◆ EXERCISE BRIEF
Please copy the records line for line, starting at the very first line and stopping after the line that contains "y-tick-label: 600 [648,270,672,284]".

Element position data
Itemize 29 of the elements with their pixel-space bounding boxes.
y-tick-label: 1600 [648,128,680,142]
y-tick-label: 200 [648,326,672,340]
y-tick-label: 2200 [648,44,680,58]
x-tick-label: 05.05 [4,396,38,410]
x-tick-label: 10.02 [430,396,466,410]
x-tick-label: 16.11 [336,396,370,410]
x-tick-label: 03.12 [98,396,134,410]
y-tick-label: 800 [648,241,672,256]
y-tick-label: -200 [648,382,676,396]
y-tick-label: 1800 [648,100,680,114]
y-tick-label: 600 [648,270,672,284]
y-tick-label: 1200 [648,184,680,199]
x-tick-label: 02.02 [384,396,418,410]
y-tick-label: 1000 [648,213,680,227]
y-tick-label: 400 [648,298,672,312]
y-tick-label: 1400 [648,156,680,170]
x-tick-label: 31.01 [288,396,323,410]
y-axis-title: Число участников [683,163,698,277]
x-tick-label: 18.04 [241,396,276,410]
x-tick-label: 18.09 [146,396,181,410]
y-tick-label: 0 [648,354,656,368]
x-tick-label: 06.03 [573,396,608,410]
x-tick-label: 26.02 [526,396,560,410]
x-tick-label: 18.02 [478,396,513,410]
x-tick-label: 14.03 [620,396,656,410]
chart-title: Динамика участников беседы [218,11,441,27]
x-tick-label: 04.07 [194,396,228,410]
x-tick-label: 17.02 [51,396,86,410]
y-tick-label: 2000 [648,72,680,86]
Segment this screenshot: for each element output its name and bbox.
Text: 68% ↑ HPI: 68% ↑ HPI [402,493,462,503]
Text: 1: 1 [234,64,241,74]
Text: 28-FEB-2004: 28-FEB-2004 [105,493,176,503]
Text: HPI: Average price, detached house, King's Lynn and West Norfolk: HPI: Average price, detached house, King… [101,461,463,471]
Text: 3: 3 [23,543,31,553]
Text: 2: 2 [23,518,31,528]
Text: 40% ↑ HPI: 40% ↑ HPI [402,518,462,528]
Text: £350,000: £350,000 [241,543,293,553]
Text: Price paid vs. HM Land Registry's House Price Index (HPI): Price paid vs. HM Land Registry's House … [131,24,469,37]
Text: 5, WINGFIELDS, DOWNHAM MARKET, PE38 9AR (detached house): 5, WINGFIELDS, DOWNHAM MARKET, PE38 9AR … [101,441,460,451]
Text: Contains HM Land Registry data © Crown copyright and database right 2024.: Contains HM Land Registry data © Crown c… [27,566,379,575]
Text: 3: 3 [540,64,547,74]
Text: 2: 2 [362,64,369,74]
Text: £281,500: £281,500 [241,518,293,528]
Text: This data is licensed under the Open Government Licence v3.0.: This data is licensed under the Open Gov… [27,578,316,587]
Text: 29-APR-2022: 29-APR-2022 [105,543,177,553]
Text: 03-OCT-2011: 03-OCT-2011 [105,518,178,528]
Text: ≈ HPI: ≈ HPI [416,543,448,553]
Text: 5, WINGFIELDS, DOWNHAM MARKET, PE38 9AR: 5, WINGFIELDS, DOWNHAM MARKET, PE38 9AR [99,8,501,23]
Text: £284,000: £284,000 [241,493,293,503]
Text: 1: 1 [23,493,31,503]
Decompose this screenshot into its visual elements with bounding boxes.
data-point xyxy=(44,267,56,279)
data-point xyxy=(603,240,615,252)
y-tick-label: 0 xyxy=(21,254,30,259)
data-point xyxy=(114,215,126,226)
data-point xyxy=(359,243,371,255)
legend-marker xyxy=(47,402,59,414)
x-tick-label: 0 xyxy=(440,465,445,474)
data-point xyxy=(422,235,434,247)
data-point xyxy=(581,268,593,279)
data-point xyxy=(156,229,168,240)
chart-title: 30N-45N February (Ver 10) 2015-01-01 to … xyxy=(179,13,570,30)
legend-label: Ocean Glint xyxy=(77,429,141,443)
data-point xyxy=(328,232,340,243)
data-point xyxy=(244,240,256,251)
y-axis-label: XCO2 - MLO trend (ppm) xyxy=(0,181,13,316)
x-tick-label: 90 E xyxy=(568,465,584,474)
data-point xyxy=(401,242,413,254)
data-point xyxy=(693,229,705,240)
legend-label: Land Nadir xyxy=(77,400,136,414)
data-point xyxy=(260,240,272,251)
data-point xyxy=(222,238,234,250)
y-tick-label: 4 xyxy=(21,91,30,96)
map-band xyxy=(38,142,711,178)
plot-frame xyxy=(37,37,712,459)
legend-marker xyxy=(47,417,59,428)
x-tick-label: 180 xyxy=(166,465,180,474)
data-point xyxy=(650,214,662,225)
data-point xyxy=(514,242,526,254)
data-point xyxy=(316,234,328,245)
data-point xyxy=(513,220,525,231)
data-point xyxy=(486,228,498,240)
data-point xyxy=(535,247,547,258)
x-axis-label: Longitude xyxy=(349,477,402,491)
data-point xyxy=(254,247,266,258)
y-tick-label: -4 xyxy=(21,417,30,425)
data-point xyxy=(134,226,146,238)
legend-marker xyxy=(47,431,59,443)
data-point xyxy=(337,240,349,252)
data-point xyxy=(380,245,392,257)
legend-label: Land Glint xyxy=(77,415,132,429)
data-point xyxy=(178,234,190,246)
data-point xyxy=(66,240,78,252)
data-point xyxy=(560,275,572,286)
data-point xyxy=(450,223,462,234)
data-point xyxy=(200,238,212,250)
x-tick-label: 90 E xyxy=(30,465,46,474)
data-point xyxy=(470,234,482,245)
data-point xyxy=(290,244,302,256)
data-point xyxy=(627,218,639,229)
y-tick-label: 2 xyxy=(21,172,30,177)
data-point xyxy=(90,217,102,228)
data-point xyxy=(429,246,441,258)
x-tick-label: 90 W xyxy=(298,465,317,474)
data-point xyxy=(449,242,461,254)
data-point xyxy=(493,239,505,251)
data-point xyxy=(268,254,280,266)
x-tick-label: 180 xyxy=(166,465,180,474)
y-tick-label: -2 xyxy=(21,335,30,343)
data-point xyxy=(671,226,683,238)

◆ FULL RESPONSE
Itemize 29 of the elements with their pixel-space bounding boxes.
y-tick-label: 1600 [648,128,680,142]
y-tick-label: 200 [648,326,672,340]
y-tick-label: 2200 [648,44,680,58]
x-tick-label: 05.05 [4,396,38,410]
x-tick-label: 10.02 [430,396,466,410]
x-tick-label: 16.11 [336,396,370,410]
x-tick-label: 03.12 [98,396,134,410]
y-tick-label: 800 [648,241,672,256]
y-tick-label: -200 [648,382,676,396]
y-tick-label: 1800 [648,100,680,114]
y-tick-label: 600 [648,270,672,284]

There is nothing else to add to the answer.